Exercise brief: Return all the data below as it stands, minus the pictures.

Provided data:

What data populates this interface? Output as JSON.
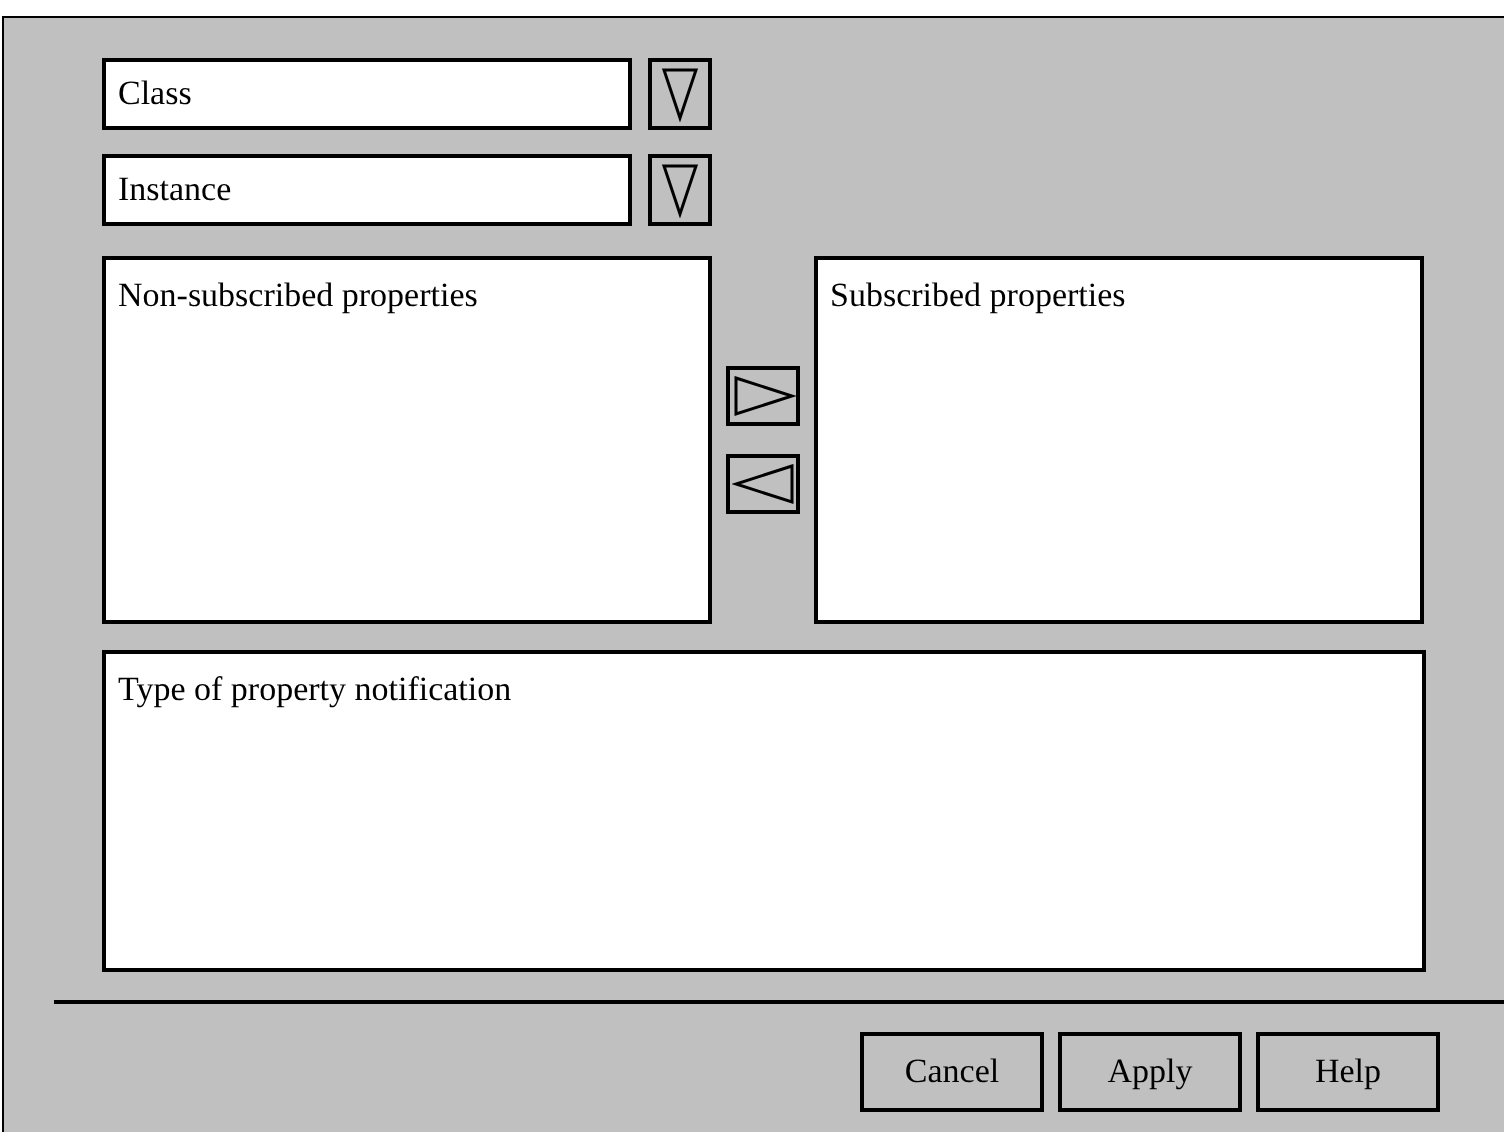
{
  "selectors": [
    {
      "value": "Class"
    },
    {
      "value": "Instance"
    }
  ],
  "lists": [
    {
      "title": "Non-subscribed properties"
    },
    {
      "title": "Subscribed properties"
    }
  ],
  "notification": {
    "title": "Type of property notification"
  },
  "buttons": [
    "Cancel",
    "Apply",
    "Help"
  ]
}
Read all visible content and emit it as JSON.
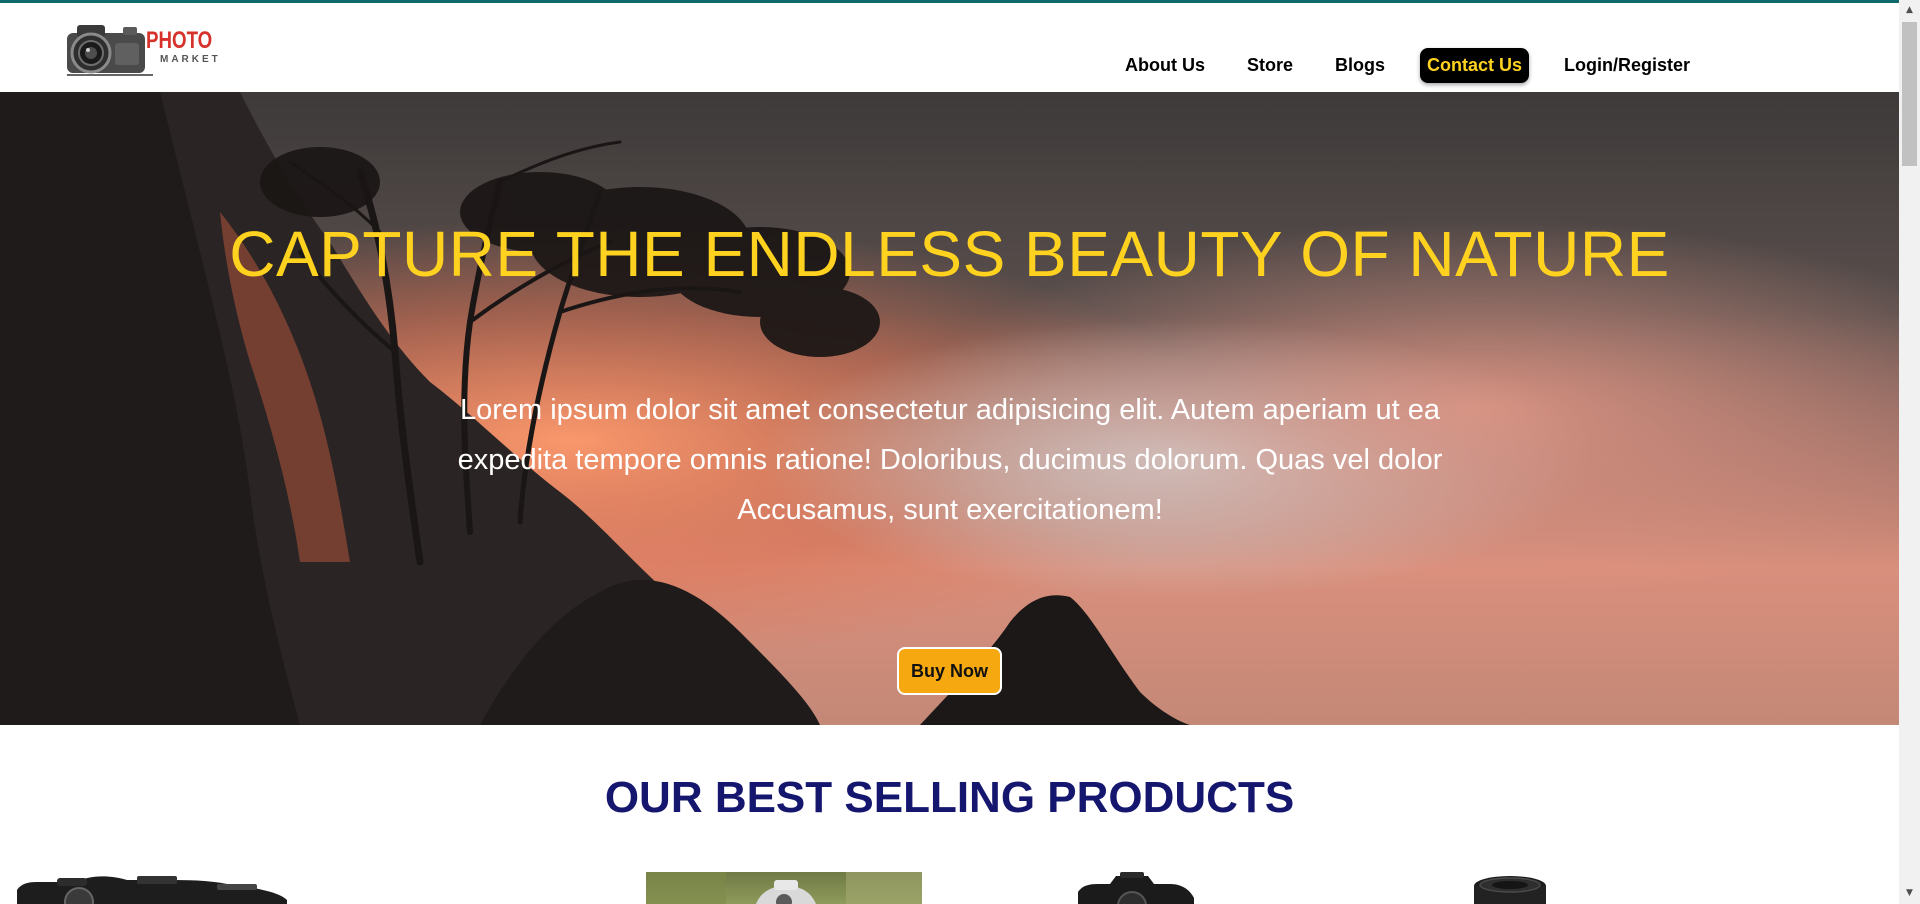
{
  "header": {
    "logo": {
      "word1": "PHOTO",
      "word2": "MARKET"
    },
    "nav": [
      {
        "label": "About Us",
        "active": false
      },
      {
        "label": "Store",
        "active": false
      },
      {
        "label": "Blogs",
        "active": false
      },
      {
        "label": "Contact Us",
        "active": true
      },
      {
        "label": "Login/Register",
        "active": false
      }
    ]
  },
  "hero": {
    "title": "CAPTURE THE ENDLESS BEAUTY OF NATURE",
    "text_line1": "Lorem ipsum dolor sit amet consectetur adipisicing elit. Autem aperiam ut ea",
    "text_line2": "expedita tempore omnis ratione! Doloribus, ducimus dolorum. Quas vel dolor",
    "text_line3": "Accusamus, sunt exercitationem!",
    "button_label": "Buy Now",
    "image_icon": "sunset-landscape-image"
  },
  "products": {
    "title": "OUR BEST SELLING PRODUCTS",
    "items": [
      {
        "icon": "compact-camera-image"
      },
      {
        "icon": "camera-outdoor-photo"
      },
      {
        "icon": "dslr-camera-image"
      },
      {
        "icon": "camera-lens-image"
      }
    ]
  },
  "colors": {
    "accent_yellow": "#ffd21f",
    "button_orange": "#f5a80f",
    "heading_navy": "#15166e",
    "top_border_teal": "#0f6b6b"
  }
}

Expected answer:
What data populates this interface? Output as JSON.
{
  "selectors": [
    {
      "value": "Class"
    },
    {
      "value": "Instance"
    }
  ],
  "lists": [
    {
      "title": "Non-subscribed properties"
    },
    {
      "title": "Subscribed properties"
    }
  ],
  "notification": {
    "title": "Type of property notification"
  },
  "buttons": [
    "Cancel",
    "Apply",
    "Help"
  ]
}
Read all visible content and emit it as JSON.
{
  "header": {
    "logo": {
      "word1": "PHOTO",
      "word2": "MARKET"
    },
    "nav": [
      {
        "label": "About Us",
        "active": false
      },
      {
        "label": "Store",
        "active": false
      },
      {
        "label": "Blogs",
        "active": false
      },
      {
        "label": "Contact Us",
        "active": true
      },
      {
        "label": "Login/Register",
        "active": false
      }
    ]
  },
  "hero": {
    "title": "CAPTURE THE ENDLESS BEAUTY OF NATURE",
    "text_line1": "Lorem ipsum dolor sit amet consectetur adipisicing elit. Autem aperiam ut ea",
    "text_line2": "expedita tempore omnis ratione! Doloribus, ducimus dolorum. Quas vel dolor",
    "text_line3": "Accusamus, sunt exercitationem!",
    "button_label": "Buy Now",
    "image_icon": "sunset-landscape-image"
  },
  "products": {
    "title": "OUR BEST SELLING PRODUCTS",
    "items": [
      {
        "icon": "compact-camera-image"
      },
      {
        "icon": "camera-outdoor-photo"
      },
      {
        "icon": "dslr-camera-image"
      },
      {
        "icon": "camera-lens-image"
      }
    ]
  },
  "colors": {
    "accent_yellow": "#ffd21f",
    "button_orange": "#f5a80f",
    "heading_navy": "#15166e",
    "top_border_teal": "#0f6b6b"
  }
}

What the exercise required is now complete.